** Problèmes à résoudre **
(A) Recopiez tout ce qui va de « La famille proche » jusqu'à « qui le détenaient. » dans le texte sur la détention d'Abdul Karim Ali.
(B) D'après le texte sur la détention d'Abdul Karim Ali, à quelle date celui-ci a-t-il été libéré après son arrestation de 2019 ?

┌─ Extrait à lire

• Cameroun

Un militant détenu sans inculpation depuis 200 jours

CONTEXTE

Le militant pacifiste Abdul Karim Ali est détenu arbitrairement depuis le 11 août 2022. Il a été interrogé à plusieurs reprises au sujet d’une vidéo qu’il a enregistrée le 9 juillet 2022, dans laquelle il accusait un responsable militaire camerounais d’avoir torturé des civil·e·s. Deux de ses amis sont également détenus en raison de leurs liens avec lui. Tous trois ont été officiellement placés en détention provisoire le 2 février 2023 pour « hostilité à l’égard de la patrie », « non-signalement », « sécession » et « rébellion ». La détention d’Abdul Karim Ali semble être motivée uniquement par sa vidéo du 9 juillet ou son militantisme en faveur de la paix, en violation de son droit à la liberté d’expression. Les autorités camerounaises doivent abandonner les charges retenues contre ces trois hommes si elles ne sont pas en mesure de fournir rapidement des éléments fiables laissant soupçonner une infraction reconnue par le droit international.

Abdul Karim Ali, Rabio Enuah et Yenkong Sulemanu ont comparu à trois reprises devant le tribunal militaire de Yaoundé. Lors de la troisième audience, ils ont été officiellement placés en détention provisoire par un juge d’instruction pour « hostilité à l’égard de la patrie », « non-signalement », « sécession » et « rébellion ». 

La famille proche d’Abdul Karim Ali a été contrainte d’entrer dans la clandestinité après avoir reçu des menaces. Amnistie internationale a appris que son épouse avait été menacée au moyen d’appels téléphoniques anonymes qui l’ont amenée à fuir leur domicile. Au cours de ces appels, elle a été sommée de ne pas alerter des personnes en dehors du Cameroun sur la situation de son mari, et il lui a été demandé d’apporter les passeports de celui-ci et du reste de la famille aux militaires qui le détenaient.

Ce n’est pas la première fois qu’Abdul Karim Ali est détenu vraisemblablement en raison de son militantisme. Il avait déjà été arrêté le 25 septembre 2019 et conduit au centre de détention du Secrétariat d’État à la Défense où il avait été incarcéré initialement sans pouvoir consulter un avocat pendant cinq jours, avant d’être finalement libéré quelques semaines plus tard, le 1er novembre 2019, sans avoir été inculpé.

Depuis 2016, les autorités du Cameroun ont emprisonné des centaines de personnes qui n’ont fait qu’exercer pacifiquement leur droit à la liberté d’expression et de réunion pacifique. Parmi elles, cinq journalistes sont actuellement détenus, de même que 62 personnes ayant participé à des manifestations organisées par le Mouvement pour la Renaissance du Cameroun (MRC), un parti politique d’opposition. Des centaines d’arrestations ont également eu lieu lors de manifestations pacifiques contre la discrimination ressentie à l’égard des régions anglophones du pays. Beaucoup de personnes détenues ont été déclarées coupables par des tribunaux militaires sur la base d’accusations, érigeant en infraction l’exercice de la liberté d’expression et de réunion pacifique, en violation des normes internationales relatives aux droits humains.

└─
┌─ Informations fournies

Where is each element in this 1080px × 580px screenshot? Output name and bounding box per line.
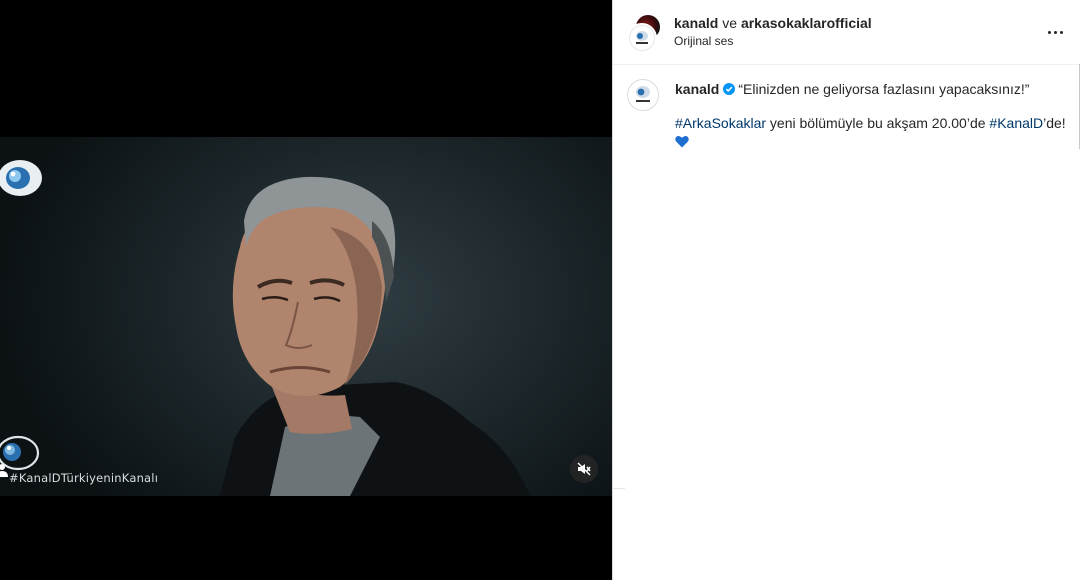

└─

** Résultats par tâche **
(A)
La famille proche d’Abdul Karim Ali a été contrainte d’entrer dans la clandestinité après avoir reçu des menaces. Amnistie internationale a appris que son épouse avait été menacée au moyen d’appels téléphoniques anonymes qui l’ont amenée à fuir leur domicile. Au cours de ces appels, elle a été sommée de ne pas alerter des personnes en dehors du Cameroun sur la situation de son mari, et il lui a été demandé d’apporter les passeports de celui-ci et du reste de la famille aux militaires qui le détenaient.

(B) Il a été libéré le 1er novembre 2019.